STATED TASK:
The records below hold pictures; please leave those out and retype the rest exactly.

--- Start of MATERIAL FOR THE TASK ---

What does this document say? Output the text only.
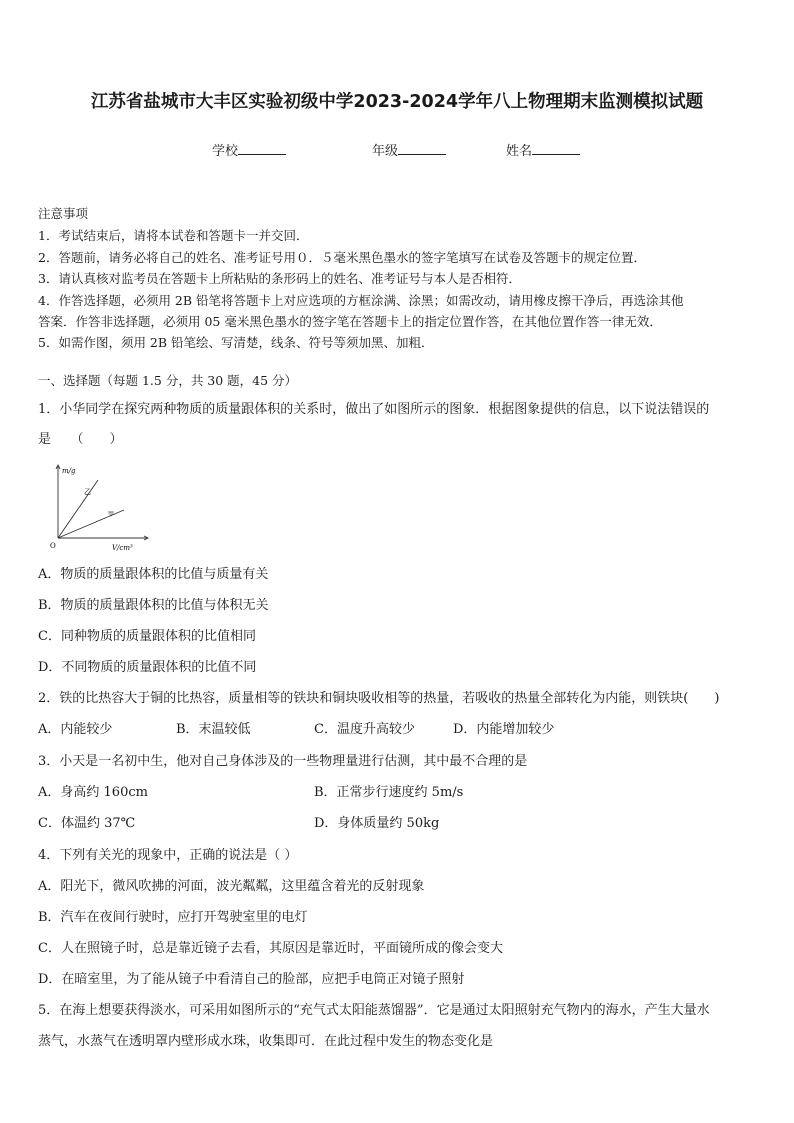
江苏省盐城市大丰区实验初级中学2023-2024学年八上物理期末监测模拟试题
学校	年级	姓名
注意事项
1．考试结束后，请将本试卷和答题卡一并交回．
2．答题前，请务必将自己的姓名、准考证号用０．５毫米黑色墨水的签字笔填写在试卷及答题卡的规定位置．
3．请认真核对监考员在答题卡上所粘贴的条形码上的姓名、准考证号与本人是否相符．
4．作答选择题，必须用 2B 铅笔将答题卡上对应选项的方框涂满、涂黑；如需改动，请用橡皮擦干净后，再选涂其他
答案．作答非选择题，必须用 05 毫米黑色墨水的签字笔在答题卡上的指定位置作答，在其他位置作答一律无效．
5．如需作图，须用 2B 铅笔绘、写清楚，线条、符号等须加黑、加粗．
一、选择题（每题 1.5 分，共 30 题，45 分）
1．小华同学在探究两种物质的质量跟体积的关系时，做出了如图所示的图象．根据图象提供的信息，以下说法错误的
是　　（　　）
m/g
V/cm³
O
乙
甲
A．物质的质量跟体积的比值与质量有关
B．物质的质量跟体积的比值与体积无关
C．同种物质的质量跟体积的比值相同
D．不同物质的质量跟体积的比值不同
2．铁的比热容大于铜的比热容，质量相等的铁块和铜块吸收相等的热量，若吸收的热量全部转化为内能，则铁块(　　)
A．内能较少	B．末温较低	C．温度升高较少	D．内能增加较少
3．小天是一名初中生，他对自己身体涉及的一些物理量进行估测，其中最不合理的是
A．身高约 160cm	B．正常步行速度约 5m/s
C．体温约 37℃	D．身体质量约 50kg
4．下列有关光的现象中，正确的说法是（ ）
A．阳光下，微风吹拂的河面，波光粼粼，这里蕴含着光的反射现象
B．汽车在夜间行驶时，应打开驾驶室里的电灯
C．人在照镜子时，总是靠近镜子去看，其原因是靠近时，平面镜所成的像会变大
D．在暗室里，为了能从镜子中看清自己的脸部，应把手电筒正对镜子照射
5．在海上想要获得淡水，可采用如图所示的“充气式太阳能蒸馏器”．它是通过太阳照射充气物内的海水，产生大量水
蒸气，水蒸气在透明罩内壁形成水珠，收集即可．在此过程中发生的物态变化是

--- End of MATERIAL FOR THE TASK ---

CORRECT OUTPUT:
What does this document say? Output the text only.
江苏省盐城市大丰区实验初级中学2023-2024学年八上物理期末监测模拟试题
学校	年级	姓名
注意事项
1．考试结束后，请将本试卷和答题卡一并交回．
2．答题前，请务必将自己的姓名、准考证号用０．５毫米黑色墨水的签字笔填写在试卷及答题卡的规定位置．
3．请认真核对监考员在答题卡上所粘贴的条形码上的姓名、准考证号与本人是否相符．
4．作答选择题，必须用 2B 铅笔将答题卡上对应选项的方框涂满、涂黑；如需改动，请用橡皮擦干净后，再选涂其他
答案．作答非选择题，必须用 05 毫米黑色墨水的签字笔在答题卡上的指定位置作答，在其他位置作答一律无效．
5．如需作图，须用 2B 铅笔绘、写清楚，线条、符号等须加黑、加粗．
一、选择题（每题 1.5 分，共 30 题，45 分）
1．小华同学在探究两种物质的质量跟体积的关系时，做出了如图所示的图象．根据图象提供的信息，以下说法错误的
是　　（　　）
m/g
V/cm³
O
乙
甲
A．物质的质量跟体积的比值与质量有关
B．物质的质量跟体积的比值与体积无关
C．同种物质的质量跟体积的比值相同
D．不同物质的质量跟体积的比值不同
2．铁的比热容大于铜的比热容，质量相等的铁块和铜块吸收相等的热量，若吸收的热量全部转化为内能，则铁块(　　)
A．内能较少	B．末温较低	C．温度升高较少	D．内能增加较少
3．小天是一名初中生，他对自己身体涉及的一些物理量进行估测，其中最不合理的是
A．身高约 160cm	B．正常步行速度约 5m/s
C．体温约 37℃	D．身体质量约 50kg
4．下列有关光的现象中，正确的说法是（ ）
A．阳光下，微风吹拂的河面，波光粼粼，这里蕴含着光的反射现象
B．汽车在夜间行驶时，应打开驾驶室里的电灯
C．人在照镜子时，总是靠近镜子去看，其原因是靠近时，平面镜所成的像会变大
D．在暗室里，为了能从镜子中看清自己的脸部，应把手电筒正对镜子照射
5．在海上想要获得淡水，可采用如图所示的“充气式太阳能蒸馏器”．它是通过太阳照射充气物内的海水，产生大量水
蒸气，水蒸气在透明罩内壁形成水珠，收集即可．在此过程中发生的物态变化是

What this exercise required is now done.